### GIVEN REQUEST
State how many lines in the entries below contain "content". Write nothing but the number.

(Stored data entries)
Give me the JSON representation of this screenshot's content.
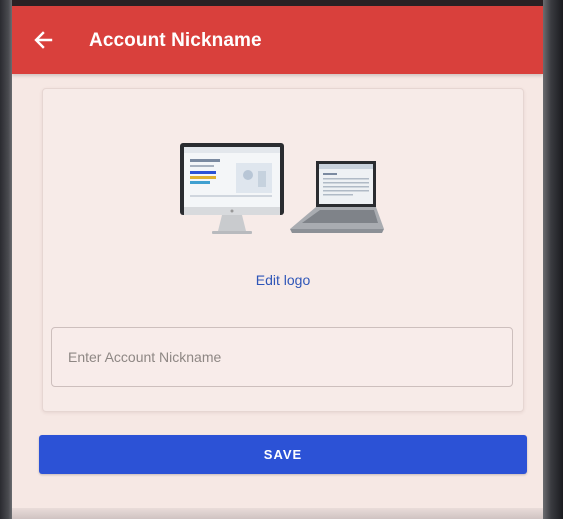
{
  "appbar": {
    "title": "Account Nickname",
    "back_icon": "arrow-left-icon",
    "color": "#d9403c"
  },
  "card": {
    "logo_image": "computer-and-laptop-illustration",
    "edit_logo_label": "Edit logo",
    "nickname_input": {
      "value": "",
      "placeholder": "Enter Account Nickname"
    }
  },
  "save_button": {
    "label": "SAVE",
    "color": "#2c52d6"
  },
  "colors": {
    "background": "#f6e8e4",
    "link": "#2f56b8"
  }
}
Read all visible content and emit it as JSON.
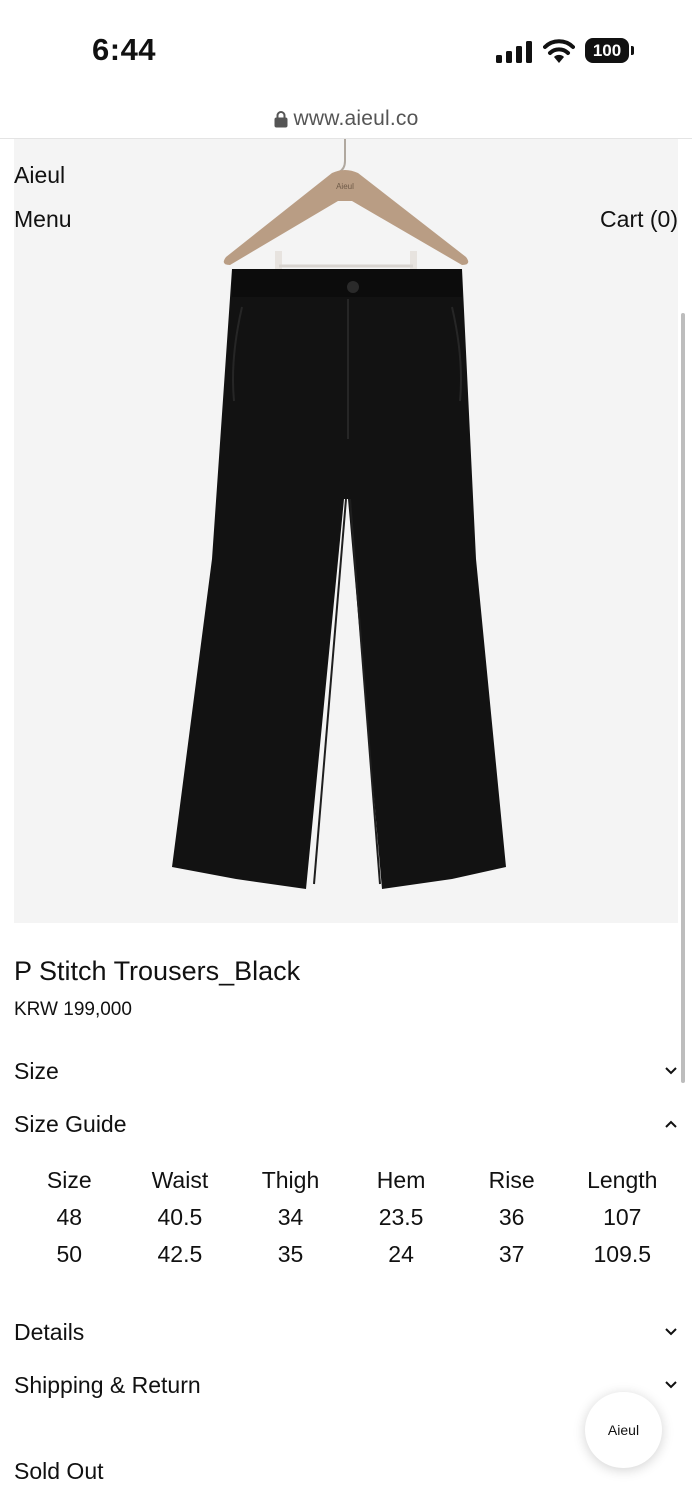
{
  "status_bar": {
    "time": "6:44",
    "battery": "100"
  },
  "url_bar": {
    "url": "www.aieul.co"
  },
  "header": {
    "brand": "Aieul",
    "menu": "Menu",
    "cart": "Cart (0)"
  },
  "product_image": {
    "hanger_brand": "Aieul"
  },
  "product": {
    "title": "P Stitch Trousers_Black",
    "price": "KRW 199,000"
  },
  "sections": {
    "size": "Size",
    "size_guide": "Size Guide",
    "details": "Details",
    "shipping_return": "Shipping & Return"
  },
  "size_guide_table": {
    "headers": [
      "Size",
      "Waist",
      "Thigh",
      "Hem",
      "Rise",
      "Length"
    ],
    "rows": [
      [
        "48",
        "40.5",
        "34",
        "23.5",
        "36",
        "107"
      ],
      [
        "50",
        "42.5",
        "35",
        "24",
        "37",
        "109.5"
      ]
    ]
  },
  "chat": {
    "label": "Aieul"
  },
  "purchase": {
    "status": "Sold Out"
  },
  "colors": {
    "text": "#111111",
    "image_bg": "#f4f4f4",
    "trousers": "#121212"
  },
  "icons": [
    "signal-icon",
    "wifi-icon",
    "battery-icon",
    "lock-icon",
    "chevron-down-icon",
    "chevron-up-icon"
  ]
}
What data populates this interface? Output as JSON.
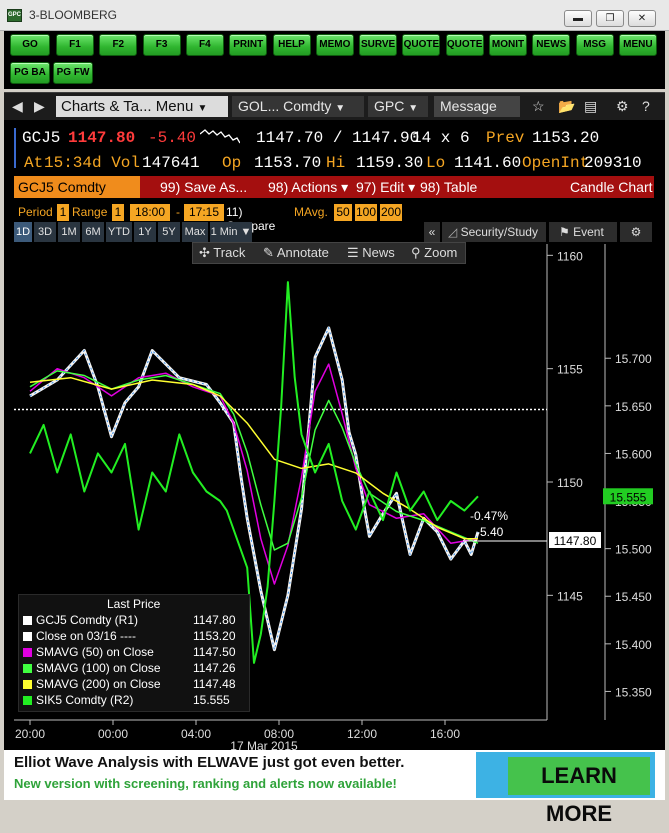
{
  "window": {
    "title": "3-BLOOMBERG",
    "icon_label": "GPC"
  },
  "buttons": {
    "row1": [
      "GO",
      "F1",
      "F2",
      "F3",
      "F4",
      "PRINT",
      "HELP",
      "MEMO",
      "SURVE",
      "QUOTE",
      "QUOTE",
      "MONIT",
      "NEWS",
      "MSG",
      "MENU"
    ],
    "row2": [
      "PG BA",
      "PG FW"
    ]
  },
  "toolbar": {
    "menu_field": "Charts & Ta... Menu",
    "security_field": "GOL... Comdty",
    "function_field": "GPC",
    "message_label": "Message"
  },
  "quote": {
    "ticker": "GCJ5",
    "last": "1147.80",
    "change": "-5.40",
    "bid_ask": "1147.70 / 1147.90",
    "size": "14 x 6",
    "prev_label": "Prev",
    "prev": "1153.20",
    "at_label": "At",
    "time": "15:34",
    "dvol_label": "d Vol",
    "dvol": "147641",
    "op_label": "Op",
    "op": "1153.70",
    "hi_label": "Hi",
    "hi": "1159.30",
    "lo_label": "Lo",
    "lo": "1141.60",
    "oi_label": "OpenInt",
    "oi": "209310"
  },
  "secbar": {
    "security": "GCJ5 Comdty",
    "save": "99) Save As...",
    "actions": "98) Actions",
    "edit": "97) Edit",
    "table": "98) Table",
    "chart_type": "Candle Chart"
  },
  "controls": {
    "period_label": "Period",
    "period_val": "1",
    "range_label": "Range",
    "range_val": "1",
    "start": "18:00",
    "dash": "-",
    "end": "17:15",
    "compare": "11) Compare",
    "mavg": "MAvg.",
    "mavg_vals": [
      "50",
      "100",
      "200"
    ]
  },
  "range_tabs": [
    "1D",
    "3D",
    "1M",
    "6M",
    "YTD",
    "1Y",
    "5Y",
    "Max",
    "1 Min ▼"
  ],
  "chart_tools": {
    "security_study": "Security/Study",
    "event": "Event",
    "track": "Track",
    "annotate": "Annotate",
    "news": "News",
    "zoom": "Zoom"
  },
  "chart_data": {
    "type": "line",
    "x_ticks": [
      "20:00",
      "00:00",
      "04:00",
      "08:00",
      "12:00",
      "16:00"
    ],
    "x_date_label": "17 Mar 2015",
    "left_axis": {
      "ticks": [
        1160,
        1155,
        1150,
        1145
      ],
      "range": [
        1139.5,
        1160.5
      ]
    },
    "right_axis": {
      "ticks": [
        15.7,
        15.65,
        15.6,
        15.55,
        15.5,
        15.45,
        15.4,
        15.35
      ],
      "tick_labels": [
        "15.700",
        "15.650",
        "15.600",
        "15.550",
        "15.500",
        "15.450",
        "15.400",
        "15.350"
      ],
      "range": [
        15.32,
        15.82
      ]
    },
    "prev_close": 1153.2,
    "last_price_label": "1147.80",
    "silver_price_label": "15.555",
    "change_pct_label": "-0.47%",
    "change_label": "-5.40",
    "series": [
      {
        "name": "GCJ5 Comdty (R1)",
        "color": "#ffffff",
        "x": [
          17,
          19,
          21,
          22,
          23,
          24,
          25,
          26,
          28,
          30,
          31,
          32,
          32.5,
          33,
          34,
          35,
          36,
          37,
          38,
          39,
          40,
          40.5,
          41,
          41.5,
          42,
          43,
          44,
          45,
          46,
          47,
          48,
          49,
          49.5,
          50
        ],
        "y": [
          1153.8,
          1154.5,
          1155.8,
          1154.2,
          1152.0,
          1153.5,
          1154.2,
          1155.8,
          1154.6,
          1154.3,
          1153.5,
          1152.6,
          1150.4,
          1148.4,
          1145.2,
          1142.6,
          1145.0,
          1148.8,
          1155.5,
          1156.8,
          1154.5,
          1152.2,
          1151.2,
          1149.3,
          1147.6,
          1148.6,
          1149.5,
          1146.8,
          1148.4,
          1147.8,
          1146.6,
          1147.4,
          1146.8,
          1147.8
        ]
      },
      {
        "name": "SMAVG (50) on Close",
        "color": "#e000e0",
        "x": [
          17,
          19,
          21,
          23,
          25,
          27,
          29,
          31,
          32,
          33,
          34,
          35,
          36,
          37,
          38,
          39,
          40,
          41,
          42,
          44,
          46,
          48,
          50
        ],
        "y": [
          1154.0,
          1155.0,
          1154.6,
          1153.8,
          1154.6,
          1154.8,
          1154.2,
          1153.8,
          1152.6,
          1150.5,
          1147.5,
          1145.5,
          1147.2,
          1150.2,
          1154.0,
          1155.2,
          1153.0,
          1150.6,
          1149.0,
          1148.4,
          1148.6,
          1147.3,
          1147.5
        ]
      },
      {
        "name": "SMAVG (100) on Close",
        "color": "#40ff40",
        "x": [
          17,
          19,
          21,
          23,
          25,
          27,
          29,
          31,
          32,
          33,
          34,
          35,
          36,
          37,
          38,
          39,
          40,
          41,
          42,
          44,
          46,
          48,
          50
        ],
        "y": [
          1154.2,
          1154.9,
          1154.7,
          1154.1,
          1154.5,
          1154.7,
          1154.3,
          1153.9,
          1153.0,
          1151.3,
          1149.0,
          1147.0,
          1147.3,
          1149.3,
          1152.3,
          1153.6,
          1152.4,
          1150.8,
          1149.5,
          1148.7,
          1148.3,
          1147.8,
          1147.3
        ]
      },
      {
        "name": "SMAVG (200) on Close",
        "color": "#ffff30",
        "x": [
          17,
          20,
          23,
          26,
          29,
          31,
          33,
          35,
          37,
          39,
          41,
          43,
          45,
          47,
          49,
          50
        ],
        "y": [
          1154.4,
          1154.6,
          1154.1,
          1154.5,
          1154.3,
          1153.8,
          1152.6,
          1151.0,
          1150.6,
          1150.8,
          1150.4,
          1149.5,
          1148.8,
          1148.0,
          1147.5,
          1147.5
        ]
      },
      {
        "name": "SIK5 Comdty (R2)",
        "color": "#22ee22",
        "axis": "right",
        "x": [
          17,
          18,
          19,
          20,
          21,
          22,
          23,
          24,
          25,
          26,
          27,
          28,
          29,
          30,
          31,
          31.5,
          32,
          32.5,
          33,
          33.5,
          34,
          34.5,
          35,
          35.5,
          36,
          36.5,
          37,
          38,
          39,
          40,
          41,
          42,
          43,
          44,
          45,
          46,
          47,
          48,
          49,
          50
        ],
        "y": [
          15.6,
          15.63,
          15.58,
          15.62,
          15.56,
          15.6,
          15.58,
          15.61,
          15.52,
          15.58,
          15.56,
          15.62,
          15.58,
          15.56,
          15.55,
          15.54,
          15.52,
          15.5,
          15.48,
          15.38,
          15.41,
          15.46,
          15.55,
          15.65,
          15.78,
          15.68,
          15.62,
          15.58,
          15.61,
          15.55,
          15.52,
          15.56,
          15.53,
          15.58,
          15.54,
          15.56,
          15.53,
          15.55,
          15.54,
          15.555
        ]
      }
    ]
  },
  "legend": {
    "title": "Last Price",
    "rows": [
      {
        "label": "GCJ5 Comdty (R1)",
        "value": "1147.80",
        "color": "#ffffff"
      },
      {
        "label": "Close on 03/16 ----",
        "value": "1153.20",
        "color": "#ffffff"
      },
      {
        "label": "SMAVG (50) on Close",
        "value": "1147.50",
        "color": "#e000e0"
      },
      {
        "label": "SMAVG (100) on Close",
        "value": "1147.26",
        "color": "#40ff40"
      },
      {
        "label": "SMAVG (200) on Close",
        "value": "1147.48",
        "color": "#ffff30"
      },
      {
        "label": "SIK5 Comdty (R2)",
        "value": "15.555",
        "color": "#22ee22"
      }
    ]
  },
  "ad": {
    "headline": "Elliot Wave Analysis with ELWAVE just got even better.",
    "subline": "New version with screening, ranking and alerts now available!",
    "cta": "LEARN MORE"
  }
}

### WRITTEN ANSWER
2